> **WORK REQUIRED**
Lines that include the word "love" are the ones to copy.

====== DATA SUPPLIED ======

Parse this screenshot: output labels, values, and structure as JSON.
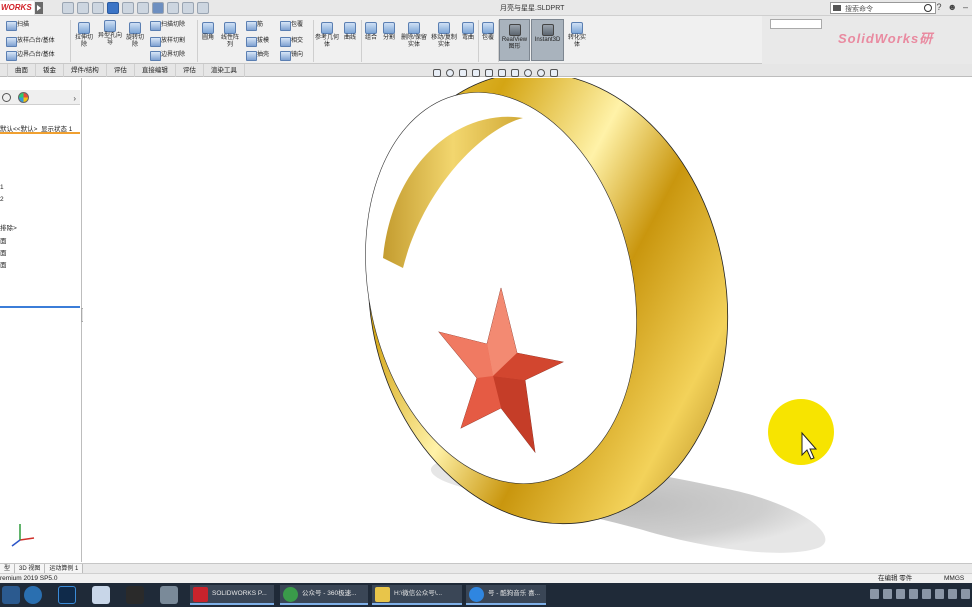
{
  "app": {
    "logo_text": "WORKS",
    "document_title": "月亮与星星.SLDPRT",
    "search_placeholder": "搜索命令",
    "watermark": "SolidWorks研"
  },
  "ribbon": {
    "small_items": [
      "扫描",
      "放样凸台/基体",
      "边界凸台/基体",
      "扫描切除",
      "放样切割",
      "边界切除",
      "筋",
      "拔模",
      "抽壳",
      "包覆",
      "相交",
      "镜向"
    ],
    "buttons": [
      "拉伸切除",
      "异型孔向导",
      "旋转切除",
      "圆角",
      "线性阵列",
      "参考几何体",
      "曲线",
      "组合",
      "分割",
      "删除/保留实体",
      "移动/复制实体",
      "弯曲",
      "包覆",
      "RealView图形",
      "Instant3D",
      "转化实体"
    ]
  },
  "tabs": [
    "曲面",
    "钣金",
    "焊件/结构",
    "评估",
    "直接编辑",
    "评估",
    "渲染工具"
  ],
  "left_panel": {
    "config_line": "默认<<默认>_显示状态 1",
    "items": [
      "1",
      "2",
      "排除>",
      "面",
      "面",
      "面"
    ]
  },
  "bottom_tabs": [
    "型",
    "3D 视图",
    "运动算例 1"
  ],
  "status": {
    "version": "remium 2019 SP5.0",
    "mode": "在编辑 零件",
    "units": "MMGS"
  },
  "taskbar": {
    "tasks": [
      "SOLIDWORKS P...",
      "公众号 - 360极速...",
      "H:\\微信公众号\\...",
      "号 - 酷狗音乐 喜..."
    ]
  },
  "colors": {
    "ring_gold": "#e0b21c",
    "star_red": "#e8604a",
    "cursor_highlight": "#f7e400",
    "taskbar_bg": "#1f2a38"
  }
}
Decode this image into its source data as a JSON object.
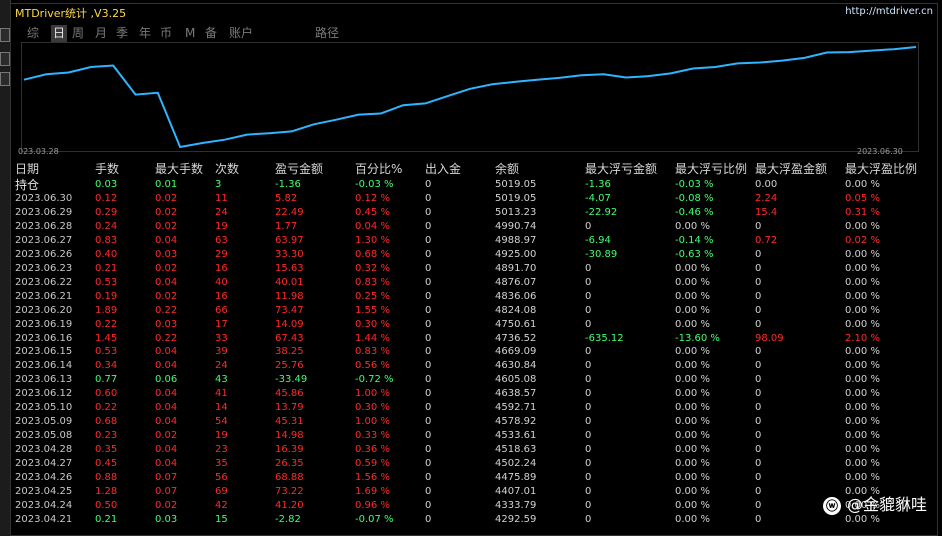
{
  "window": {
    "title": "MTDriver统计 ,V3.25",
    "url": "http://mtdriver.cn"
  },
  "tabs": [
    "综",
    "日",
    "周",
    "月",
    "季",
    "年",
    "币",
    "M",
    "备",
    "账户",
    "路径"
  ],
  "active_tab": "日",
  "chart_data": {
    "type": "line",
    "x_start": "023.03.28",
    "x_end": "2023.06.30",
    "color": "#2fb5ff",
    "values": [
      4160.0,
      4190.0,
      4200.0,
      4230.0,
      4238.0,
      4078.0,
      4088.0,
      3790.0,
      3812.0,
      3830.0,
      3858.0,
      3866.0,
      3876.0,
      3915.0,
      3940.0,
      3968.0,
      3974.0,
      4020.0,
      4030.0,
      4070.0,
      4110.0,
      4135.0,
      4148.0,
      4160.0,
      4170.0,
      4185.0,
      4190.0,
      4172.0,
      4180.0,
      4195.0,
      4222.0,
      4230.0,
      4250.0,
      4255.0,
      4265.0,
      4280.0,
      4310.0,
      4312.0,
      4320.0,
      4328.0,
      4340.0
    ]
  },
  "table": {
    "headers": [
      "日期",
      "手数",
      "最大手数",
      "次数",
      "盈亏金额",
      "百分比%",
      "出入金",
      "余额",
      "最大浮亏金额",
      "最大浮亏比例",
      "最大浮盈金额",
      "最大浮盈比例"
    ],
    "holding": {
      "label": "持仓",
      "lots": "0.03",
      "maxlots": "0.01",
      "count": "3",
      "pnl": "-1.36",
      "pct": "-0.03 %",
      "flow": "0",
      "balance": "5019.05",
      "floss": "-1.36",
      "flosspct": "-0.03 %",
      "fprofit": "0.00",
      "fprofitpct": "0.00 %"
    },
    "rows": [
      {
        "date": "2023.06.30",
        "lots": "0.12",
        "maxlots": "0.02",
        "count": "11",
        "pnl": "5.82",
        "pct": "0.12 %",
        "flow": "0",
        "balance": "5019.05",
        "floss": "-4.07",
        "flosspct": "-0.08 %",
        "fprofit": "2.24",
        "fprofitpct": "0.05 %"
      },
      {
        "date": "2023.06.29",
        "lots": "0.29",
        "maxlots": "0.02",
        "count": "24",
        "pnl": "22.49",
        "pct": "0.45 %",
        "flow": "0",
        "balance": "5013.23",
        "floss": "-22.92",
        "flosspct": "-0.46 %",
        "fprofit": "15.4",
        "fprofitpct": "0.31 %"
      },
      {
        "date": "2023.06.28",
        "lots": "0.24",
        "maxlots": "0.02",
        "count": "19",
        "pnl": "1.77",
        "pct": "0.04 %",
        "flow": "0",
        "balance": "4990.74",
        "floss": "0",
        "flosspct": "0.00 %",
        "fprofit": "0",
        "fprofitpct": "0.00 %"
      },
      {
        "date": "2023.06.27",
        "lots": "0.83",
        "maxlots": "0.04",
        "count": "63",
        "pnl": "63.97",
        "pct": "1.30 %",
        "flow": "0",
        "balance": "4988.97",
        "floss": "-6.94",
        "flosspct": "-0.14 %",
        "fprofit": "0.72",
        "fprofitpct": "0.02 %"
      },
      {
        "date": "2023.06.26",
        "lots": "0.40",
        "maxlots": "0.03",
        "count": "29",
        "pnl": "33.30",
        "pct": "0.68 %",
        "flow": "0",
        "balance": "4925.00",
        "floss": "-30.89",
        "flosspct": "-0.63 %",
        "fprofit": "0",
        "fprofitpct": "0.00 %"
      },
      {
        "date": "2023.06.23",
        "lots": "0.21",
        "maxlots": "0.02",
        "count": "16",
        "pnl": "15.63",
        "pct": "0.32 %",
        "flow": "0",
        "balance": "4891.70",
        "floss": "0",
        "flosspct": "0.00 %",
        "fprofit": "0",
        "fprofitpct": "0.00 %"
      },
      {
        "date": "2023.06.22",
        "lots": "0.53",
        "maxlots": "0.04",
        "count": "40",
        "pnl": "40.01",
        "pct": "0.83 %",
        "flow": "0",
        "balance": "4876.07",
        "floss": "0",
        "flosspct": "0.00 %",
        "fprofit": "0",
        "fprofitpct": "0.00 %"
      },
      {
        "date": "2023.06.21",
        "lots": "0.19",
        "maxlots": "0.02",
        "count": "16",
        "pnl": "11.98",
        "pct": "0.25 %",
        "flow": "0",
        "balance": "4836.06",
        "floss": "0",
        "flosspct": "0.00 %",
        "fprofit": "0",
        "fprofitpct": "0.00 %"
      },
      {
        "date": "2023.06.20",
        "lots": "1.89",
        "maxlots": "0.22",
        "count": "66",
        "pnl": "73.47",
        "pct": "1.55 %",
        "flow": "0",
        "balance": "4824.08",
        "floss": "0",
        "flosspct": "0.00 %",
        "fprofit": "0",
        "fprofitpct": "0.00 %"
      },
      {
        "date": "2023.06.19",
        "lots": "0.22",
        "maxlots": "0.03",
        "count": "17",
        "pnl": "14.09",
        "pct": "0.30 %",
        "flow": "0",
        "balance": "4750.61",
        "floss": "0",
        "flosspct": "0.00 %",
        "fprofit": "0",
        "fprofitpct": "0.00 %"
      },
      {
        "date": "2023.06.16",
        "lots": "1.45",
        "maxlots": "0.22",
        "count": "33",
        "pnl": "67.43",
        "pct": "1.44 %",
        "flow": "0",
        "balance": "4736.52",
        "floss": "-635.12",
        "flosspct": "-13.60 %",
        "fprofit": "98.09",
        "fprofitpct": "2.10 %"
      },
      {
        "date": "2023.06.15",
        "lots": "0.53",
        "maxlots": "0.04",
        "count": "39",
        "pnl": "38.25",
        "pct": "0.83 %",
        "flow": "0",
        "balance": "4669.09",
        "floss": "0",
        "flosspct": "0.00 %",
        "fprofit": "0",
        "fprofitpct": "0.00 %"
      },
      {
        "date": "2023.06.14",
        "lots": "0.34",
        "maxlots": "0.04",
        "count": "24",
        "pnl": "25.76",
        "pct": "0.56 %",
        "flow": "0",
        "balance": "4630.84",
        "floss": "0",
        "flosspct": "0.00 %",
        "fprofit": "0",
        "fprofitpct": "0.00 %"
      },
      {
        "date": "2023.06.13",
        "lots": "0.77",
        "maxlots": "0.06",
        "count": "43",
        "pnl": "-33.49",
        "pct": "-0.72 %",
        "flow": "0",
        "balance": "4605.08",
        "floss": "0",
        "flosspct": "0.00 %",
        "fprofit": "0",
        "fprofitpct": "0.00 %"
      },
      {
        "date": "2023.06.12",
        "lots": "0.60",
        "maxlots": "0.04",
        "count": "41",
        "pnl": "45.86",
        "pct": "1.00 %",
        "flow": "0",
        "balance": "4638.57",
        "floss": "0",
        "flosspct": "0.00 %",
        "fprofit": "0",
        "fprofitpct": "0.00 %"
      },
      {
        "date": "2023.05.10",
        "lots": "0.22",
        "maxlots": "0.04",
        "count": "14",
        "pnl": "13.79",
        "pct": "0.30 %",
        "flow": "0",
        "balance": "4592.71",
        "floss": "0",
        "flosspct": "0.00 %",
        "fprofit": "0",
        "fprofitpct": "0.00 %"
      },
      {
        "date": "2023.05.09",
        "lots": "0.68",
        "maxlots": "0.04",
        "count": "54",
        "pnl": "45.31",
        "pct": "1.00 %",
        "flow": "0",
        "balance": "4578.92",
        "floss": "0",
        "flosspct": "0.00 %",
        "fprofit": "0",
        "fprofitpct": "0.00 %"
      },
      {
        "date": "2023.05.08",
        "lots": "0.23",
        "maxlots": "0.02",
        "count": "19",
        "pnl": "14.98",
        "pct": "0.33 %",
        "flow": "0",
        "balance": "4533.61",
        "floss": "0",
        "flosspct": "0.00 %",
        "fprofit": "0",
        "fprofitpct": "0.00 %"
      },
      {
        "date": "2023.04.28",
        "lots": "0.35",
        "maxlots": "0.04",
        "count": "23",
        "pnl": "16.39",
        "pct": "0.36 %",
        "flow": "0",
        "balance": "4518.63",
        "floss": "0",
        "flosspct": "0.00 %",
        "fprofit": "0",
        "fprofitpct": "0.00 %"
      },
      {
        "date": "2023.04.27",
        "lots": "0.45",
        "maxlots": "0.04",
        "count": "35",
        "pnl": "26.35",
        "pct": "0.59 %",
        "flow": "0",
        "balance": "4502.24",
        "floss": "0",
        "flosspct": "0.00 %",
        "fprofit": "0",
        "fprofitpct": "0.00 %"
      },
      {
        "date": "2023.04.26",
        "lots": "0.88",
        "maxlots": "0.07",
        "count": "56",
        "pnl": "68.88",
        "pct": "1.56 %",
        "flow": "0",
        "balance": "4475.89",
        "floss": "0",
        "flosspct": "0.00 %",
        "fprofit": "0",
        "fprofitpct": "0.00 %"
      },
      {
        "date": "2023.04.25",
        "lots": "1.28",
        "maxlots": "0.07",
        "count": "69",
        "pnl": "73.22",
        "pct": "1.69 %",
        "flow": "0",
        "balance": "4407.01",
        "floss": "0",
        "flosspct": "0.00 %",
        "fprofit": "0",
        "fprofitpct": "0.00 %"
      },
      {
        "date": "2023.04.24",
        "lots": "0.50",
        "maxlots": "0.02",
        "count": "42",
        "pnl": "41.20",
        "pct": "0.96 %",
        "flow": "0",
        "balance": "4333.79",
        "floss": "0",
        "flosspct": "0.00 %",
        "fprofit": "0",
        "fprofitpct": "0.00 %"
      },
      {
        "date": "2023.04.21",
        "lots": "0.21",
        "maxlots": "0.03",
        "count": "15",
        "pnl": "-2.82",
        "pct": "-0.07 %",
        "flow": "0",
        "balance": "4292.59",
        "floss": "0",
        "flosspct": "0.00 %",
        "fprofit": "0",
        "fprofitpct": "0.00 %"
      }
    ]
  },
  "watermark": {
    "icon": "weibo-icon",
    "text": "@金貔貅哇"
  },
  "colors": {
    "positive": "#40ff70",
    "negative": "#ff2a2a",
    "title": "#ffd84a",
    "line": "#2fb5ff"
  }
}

======
====== DATA SUPPLIED ======

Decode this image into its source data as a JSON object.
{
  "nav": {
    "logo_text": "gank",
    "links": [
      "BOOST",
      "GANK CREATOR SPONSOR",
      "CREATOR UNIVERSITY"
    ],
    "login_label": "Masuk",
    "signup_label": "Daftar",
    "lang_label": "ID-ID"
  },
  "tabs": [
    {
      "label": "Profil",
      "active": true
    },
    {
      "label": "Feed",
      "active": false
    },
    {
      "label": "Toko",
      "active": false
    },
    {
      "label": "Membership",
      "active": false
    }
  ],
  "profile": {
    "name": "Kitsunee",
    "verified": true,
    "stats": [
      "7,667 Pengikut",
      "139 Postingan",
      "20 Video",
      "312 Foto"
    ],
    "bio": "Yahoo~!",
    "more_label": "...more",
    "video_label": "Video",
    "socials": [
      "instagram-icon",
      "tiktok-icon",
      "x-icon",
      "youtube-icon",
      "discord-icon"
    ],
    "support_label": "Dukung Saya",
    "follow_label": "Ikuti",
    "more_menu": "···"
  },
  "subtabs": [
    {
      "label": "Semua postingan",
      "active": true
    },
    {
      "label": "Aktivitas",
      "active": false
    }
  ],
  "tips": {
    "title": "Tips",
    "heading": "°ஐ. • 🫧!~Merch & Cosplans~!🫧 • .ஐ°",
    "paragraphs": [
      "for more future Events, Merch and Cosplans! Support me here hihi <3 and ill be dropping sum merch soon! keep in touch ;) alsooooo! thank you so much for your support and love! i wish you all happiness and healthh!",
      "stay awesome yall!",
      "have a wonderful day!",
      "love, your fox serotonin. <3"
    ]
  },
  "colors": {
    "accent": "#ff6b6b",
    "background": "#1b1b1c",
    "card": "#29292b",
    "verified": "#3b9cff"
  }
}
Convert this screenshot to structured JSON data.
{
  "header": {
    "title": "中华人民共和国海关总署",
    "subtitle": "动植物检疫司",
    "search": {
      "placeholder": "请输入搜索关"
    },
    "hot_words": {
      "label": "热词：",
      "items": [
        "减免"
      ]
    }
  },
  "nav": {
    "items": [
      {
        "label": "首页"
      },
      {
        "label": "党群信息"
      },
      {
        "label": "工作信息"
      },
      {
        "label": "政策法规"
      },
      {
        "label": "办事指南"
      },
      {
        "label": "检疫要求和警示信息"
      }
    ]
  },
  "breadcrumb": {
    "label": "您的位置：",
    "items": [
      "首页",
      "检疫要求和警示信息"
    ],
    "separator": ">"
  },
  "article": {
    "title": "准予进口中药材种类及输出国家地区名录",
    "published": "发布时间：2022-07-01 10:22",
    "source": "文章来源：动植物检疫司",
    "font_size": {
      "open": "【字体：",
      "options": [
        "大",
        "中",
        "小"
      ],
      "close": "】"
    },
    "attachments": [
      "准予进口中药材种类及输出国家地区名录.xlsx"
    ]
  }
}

======

> **WRITTEN ANSWER**
      "for more future Events, Merch and Cosplans! Support me here hihi <3 and ill be dropping sum merch soon! keep in touch ;) alsooooo! thank you so much for your support and love! i wish you all happiness and healthh!",
      "love, your fox serotonin. <3"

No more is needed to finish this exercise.